#### [DIRECTIVE]
Write out the records word for word, with no pictures.

#### [DATA SHOWN]
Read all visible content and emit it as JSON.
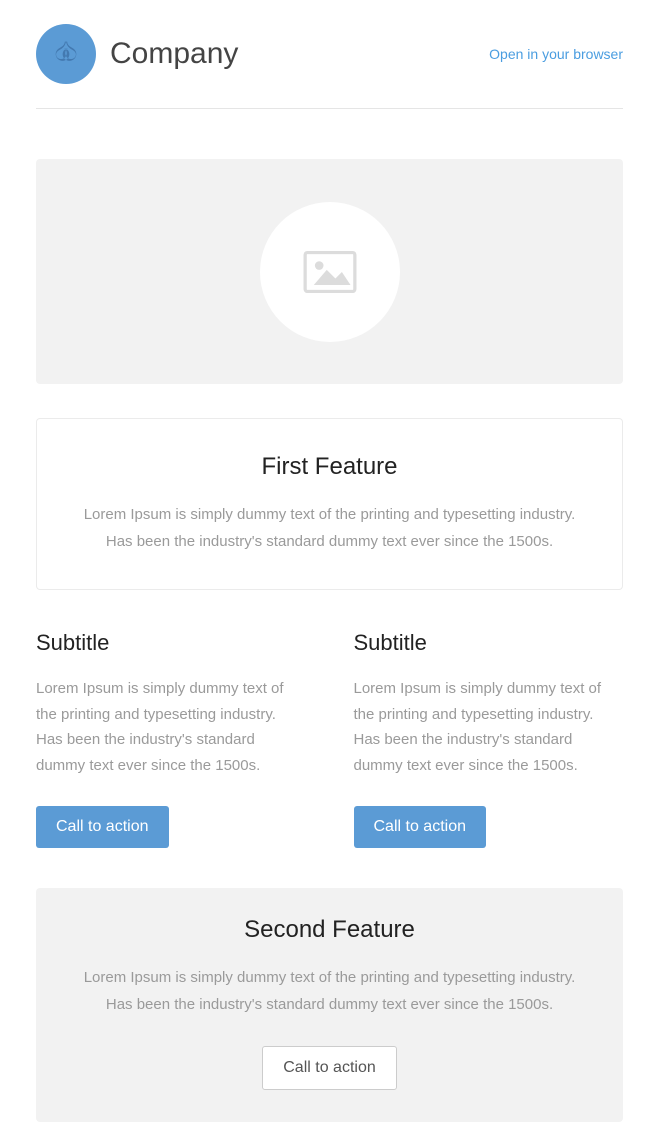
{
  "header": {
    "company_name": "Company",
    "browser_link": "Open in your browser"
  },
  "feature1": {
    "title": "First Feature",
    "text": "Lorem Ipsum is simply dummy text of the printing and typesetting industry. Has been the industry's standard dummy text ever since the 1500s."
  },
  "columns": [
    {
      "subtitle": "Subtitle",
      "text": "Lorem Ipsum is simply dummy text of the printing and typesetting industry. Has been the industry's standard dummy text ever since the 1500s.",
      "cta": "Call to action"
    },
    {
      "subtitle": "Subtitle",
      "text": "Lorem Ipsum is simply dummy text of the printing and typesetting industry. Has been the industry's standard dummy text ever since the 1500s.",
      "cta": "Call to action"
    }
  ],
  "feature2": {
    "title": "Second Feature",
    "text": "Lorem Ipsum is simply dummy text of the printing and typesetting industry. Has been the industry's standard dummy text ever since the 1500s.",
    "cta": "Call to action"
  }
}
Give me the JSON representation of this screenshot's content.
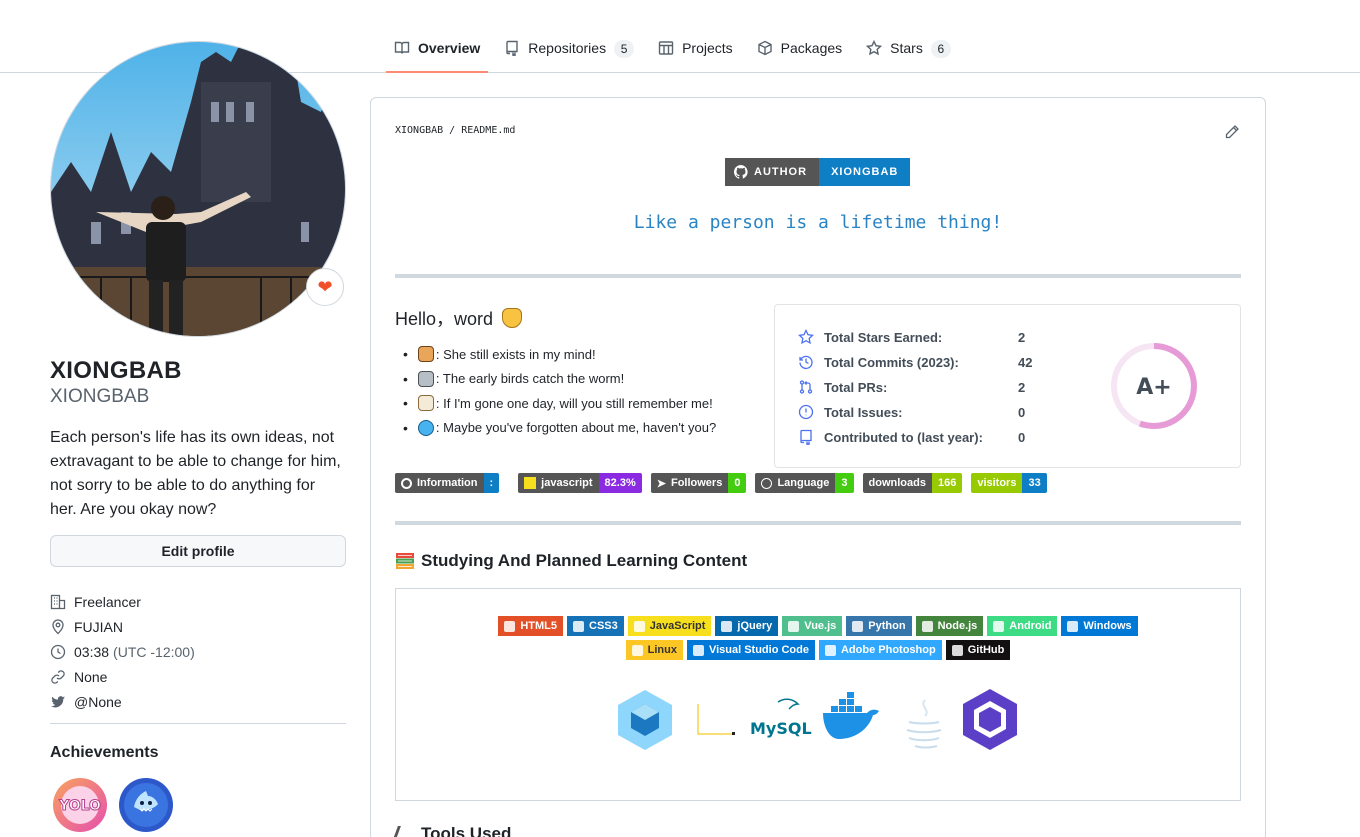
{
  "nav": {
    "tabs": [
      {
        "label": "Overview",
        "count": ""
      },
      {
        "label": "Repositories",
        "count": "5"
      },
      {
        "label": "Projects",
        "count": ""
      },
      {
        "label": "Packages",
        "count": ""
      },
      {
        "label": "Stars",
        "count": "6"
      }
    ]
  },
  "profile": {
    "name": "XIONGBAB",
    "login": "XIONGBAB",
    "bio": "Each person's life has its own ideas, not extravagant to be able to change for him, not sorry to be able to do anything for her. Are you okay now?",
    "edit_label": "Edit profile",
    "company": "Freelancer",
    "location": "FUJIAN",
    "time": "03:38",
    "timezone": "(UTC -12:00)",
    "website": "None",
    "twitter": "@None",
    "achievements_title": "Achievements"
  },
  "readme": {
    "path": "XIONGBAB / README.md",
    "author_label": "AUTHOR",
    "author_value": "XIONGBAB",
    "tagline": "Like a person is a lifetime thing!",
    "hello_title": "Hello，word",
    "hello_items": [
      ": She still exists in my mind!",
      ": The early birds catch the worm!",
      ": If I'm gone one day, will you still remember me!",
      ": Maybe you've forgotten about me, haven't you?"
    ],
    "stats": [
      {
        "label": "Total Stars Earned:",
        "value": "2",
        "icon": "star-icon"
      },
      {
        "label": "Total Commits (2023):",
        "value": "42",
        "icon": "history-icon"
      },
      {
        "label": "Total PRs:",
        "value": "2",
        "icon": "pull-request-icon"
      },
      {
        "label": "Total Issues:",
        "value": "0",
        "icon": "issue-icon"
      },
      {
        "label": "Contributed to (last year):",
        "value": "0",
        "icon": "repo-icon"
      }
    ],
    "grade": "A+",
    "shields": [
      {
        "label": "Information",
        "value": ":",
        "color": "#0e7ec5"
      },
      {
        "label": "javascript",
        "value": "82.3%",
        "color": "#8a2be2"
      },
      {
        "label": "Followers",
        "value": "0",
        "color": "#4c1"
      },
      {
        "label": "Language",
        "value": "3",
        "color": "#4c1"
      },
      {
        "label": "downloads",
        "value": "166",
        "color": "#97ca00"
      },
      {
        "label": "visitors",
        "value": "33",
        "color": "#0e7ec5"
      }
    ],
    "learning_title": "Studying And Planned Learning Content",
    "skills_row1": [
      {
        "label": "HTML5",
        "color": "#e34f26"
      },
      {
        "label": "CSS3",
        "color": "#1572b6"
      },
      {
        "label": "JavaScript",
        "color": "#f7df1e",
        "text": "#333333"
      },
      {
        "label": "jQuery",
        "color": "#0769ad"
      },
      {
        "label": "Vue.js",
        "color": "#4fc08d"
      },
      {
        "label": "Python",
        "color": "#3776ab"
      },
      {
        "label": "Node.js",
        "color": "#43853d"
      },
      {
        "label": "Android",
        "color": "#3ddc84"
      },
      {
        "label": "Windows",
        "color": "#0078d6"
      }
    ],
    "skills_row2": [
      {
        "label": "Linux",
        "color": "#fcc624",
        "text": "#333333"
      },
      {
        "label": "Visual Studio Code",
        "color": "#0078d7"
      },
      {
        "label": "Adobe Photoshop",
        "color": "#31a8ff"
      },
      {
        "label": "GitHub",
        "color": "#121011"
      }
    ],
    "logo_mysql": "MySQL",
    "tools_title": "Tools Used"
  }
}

#### [SOLUTION BELOW]
Read all visible content and emit it as JSON.
{
  "header": {
    "company_name": "Company",
    "browser_link": "Open in your browser"
  },
  "feature1": {
    "title": "First Feature",
    "text": "Lorem Ipsum is simply dummy text of the printing and typesetting industry. Has been the industry's standard dummy text ever since the 1500s."
  },
  "columns": [
    {
      "subtitle": "Subtitle",
      "text": "Lorem Ipsum is simply dummy text of the printing and typesetting industry. Has been the industry's standard dummy text ever since the 1500s.",
      "cta": "Call to action"
    },
    {
      "subtitle": "Subtitle",
      "text": "Lorem Ipsum is simply dummy text of the printing and typesetting industry. Has been the industry's standard dummy text ever since the 1500s.",
      "cta": "Call to action"
    }
  ],
  "feature2": {
    "title": "Second Feature",
    "text": "Lorem Ipsum is simply dummy text of the printing and typesetting industry. Has been the industry's standard dummy text ever since the 1500s.",
    "cta": "Call to action"
  }
}
Give me the JSON representation of this screenshot's content.
{
  "nav": {
    "tabs": [
      {
        "label": "Overview",
        "count": ""
      },
      {
        "label": "Repositories",
        "count": "5"
      },
      {
        "label": "Projects",
        "count": ""
      },
      {
        "label": "Packages",
        "count": ""
      },
      {
        "label": "Stars",
        "count": "6"
      }
    ]
  },
  "profile": {
    "name": "XIONGBAB",
    "login": "XIONGBAB",
    "bio": "Each person's life has its own ideas, not extravagant to be able to change for him, not sorry to be able to do anything for her. Are you okay now?",
    "edit_label": "Edit profile",
    "company": "Freelancer",
    "location": "FUJIAN",
    "time": "03:38",
    "timezone": "(UTC -12:00)",
    "website": "None",
    "twitter": "@None",
    "achievements_title": "Achievements"
  },
  "readme": {
    "path": "XIONGBAB / README.md",
    "author_label": "AUTHOR",
    "author_value": "XIONGBAB",
    "tagline": "Like a person is a lifetime thing!",
    "hello_title": "Hello，word",
    "hello_items": [
      ": She still exists in my mind!",
      ": The early birds catch the worm!",
      ": If I'm gone one day, will you still remember me!",
      ": Maybe you've forgotten about me, haven't you?"
    ],
    "stats": [
      {
        "label": "Total Stars Earned:",
        "value": "2",
        "icon": "star-icon"
      },
      {
        "label": "Total Commits (2023):",
        "value": "42",
        "icon": "history-icon"
      },
      {
        "label": "Total PRs:",
        "value": "2",
        "icon": "pull-request-icon"
      },
      {
        "label": "Total Issues:",
        "value": "0",
        "icon": "issue-icon"
      },
      {
        "label": "Contributed to (last year):",
        "value": "0",
        "icon": "repo-icon"
      }
    ],
    "grade": "A+",
    "shields": [
      {
        "label": "Information",
        "value": ":",
        "color": "#0e7ec5"
      },
      {
        "label": "javascript",
        "value": "82.3%",
        "color": "#8a2be2"
      },
      {
        "label": "Followers",
        "value": "0",
        "color": "#4c1"
      },
      {
        "label": "Language",
        "value": "3",
        "color": "#4c1"
      },
      {
        "label": "downloads",
        "value": "166",
        "color": "#97ca00"
      },
      {
        "label": "visitors",
        "value": "33",
        "color": "#0e7ec5"
      }
    ],
    "learning_title": "Studying And Planned Learning Content",
    "skills_row1": [
      {
        "label": "HTML5",
        "color": "#e34f26"
      },
      {
        "label": "CSS3",
        "color": "#1572b6"
      },
      {
        "label": "JavaScript",
        "color": "#f7df1e",
        "text": "#333333"
      },
      {
        "label": "jQuery",
        "color": "#0769ad"
      },
      {
        "label": "Vue.js",
        "color": "#4fc08d"
      },
      {
        "label": "Python",
        "color": "#3776ab"
      },
      {
        "label": "Node.js",
        "color": "#43853d"
      },
      {
        "label": "Android",
        "color": "#3ddc84"
      },
      {
        "label": "Windows",
        "color": "#0078d6"
      }
    ],
    "skills_row2": [
      {
        "label": "Linux",
        "color": "#fcc624",
        "text": "#333333"
      },
      {
        "label": "Visual Studio Code",
        "color": "#0078d7"
      },
      {
        "label": "Adobe Photoshop",
        "color": "#31a8ff"
      },
      {
        "label": "GitHub",
        "color": "#121011"
      }
    ],
    "logo_mysql": "MySQL",
    "tools_title": "Tools Used"
  }
}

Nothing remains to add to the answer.